** What is needed **
Quote the whole listing word for word. Do not include the pictures.

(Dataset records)
— Begin —

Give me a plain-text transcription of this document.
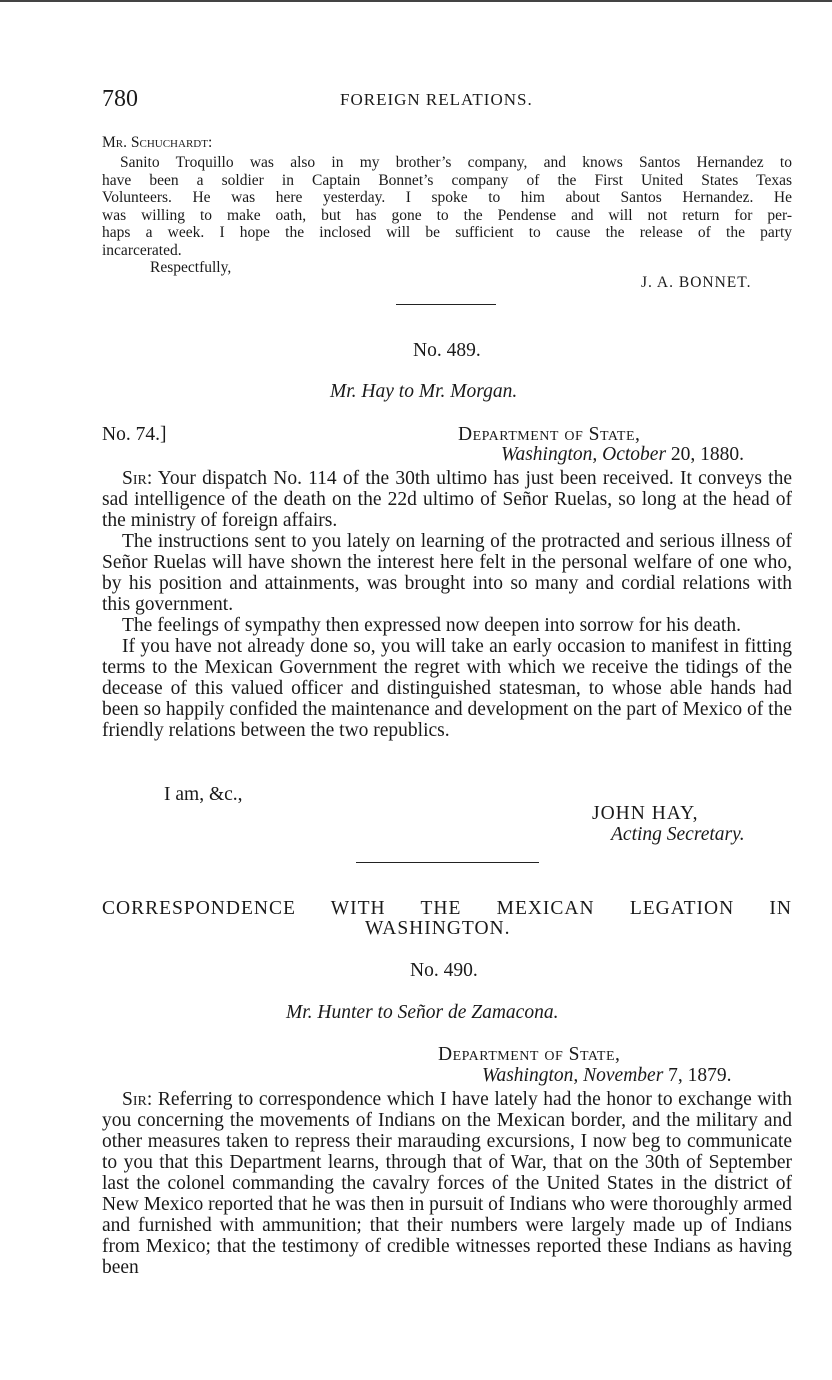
780	FOREIGN RELATIONS.
Mr. Schuchardt:
Sanito Troquillo was also in my brother’s company, and knows Santos Hernandez to
have been a soldier in Captain Bonnet’s company of the First United States Texas
Volunteers. He was here yesterday. I spoke to him about Santos Hernandez. He
was willing to make oath, but has gone to the Pendense and will not return for per-
haps a week. I hope the inclosed will be sufficient to cause the release of the party
incarcerated.
Respectfully,
J. A. BONNET.
No. 489.
Mr. Hay to Mr. Morgan.
No. 74.]	Department of State,
Washington, October 20, 1880.

Sir: Your dispatch No. 114 of the 30th ultimo has just been received. It conveys the sad intelligence of the death on the 22d ultimo of Señor Ruelas, so long at the head of the ministry of foreign affairs.

The instructions sent to you lately on learning of the protracted and serious illness of Señor Ruelas will have shown the interest here felt in the personal welfare of one who, by his position and attainments, was brought into so many and cordial relations with this government.

The feelings of sympathy then expressed now deepen into sorrow for his death.

If you have not already done so, you will take an early occasion to manifest in fitting terms to the Mexican Government the regret with which we receive the tidings of the decease of this valued officer and distinguished statesman, to whose able hands had been so happily confided the maintenance and development on the part of Mexico of the friendly relations between the two republics.

I am, &c.,
JOHN HAY,
Acting Secretary.
CORRESPONDENCE WITH THE MEXICAN LEGATION IN
WASHINGTON.
No. 490.
Mr. Hunter to Señor de Zamacona.
Department of State,
Washington, November 7, 1879.

Sir: Referring to correspondence which I have lately had the honor to exchange with you concerning the movements of Indians on the Mexican border, and the military and other measures taken to repress their marauding excursions, I now beg to communicate to you that this Department learns, through that of War, that on the 30th of September last the colonel commanding the cavalry forces of the United States in the district of New Mexico reported that he was then in pursuit of Indians who were thoroughly armed and furnished with ammunition; that their numbers were largely made up of Indians from Mexico; that the testimony of credible witnesses reported these Indians as having been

— End —

** Task result **
Give me a plain-text transcription of this document.
780	FOREIGN RELATIONS.
Mr. Schuchardt:
Sanito Troquillo was also in my brother’s company, and knows Santos Hernandez to
have been a soldier in Captain Bonnet’s company of the First United States Texas
Volunteers. He was here yesterday. I spoke to him about Santos Hernandez. He
was willing to make oath, but has gone to the Pendense and will not return for per-
haps a week. I hope the inclosed will be sufficient to cause the release of the party
incarcerated.
Respectfully,
J. A. BONNET.
No. 489.
Mr. Hay to Mr. Morgan.
No. 74.]	Department of State,
Washington, October 20, 1880.

Sir: Your dispatch No. 114 of the 30th ultimo has just been received. It conveys the sad intelligence of the death on the 22d ultimo of Señor Ruelas, so long at the head of the ministry of foreign affairs.

The instructions sent to you lately on learning of the protracted and serious illness of Señor Ruelas will have shown the interest here felt in the personal welfare of one who, by his position and attainments, was brought into so many and cordial relations with this government.

The feelings of sympathy then expressed now deepen into sorrow for his death.

If you have not already done so, you will take an early occasion to manifest in fitting terms to the Mexican Government the regret with which we receive the tidings of the decease of this valued officer and distinguished statesman, to whose able hands had been so happily confided the maintenance and development on the part of Mexico of the friendly relations between the two republics.

I am, &c.,
JOHN HAY,
Acting Secretary.
CORRESPONDENCE WITH THE MEXICAN LEGATION IN
WASHINGTON.
No. 490.
Mr. Hunter to Señor de Zamacona.
Department of State,
Washington, November 7, 1879.

Sir: Referring to correspondence which I have lately had the honor to exchange with you concerning the movements of Indians on the Mexican border, and the military and other measures taken to repress their marauding excursions, I now beg to communicate to you that this Department learns, through that of War, that on the 30th of September last the colonel commanding the cavalry forces of the United States in the district of New Mexico reported that he was then in pursuit of Indians who were thoroughly armed and furnished with ammunition; that their numbers were largely made up of Indians from Mexico; that the testimony of credible witnesses reported these Indians as having been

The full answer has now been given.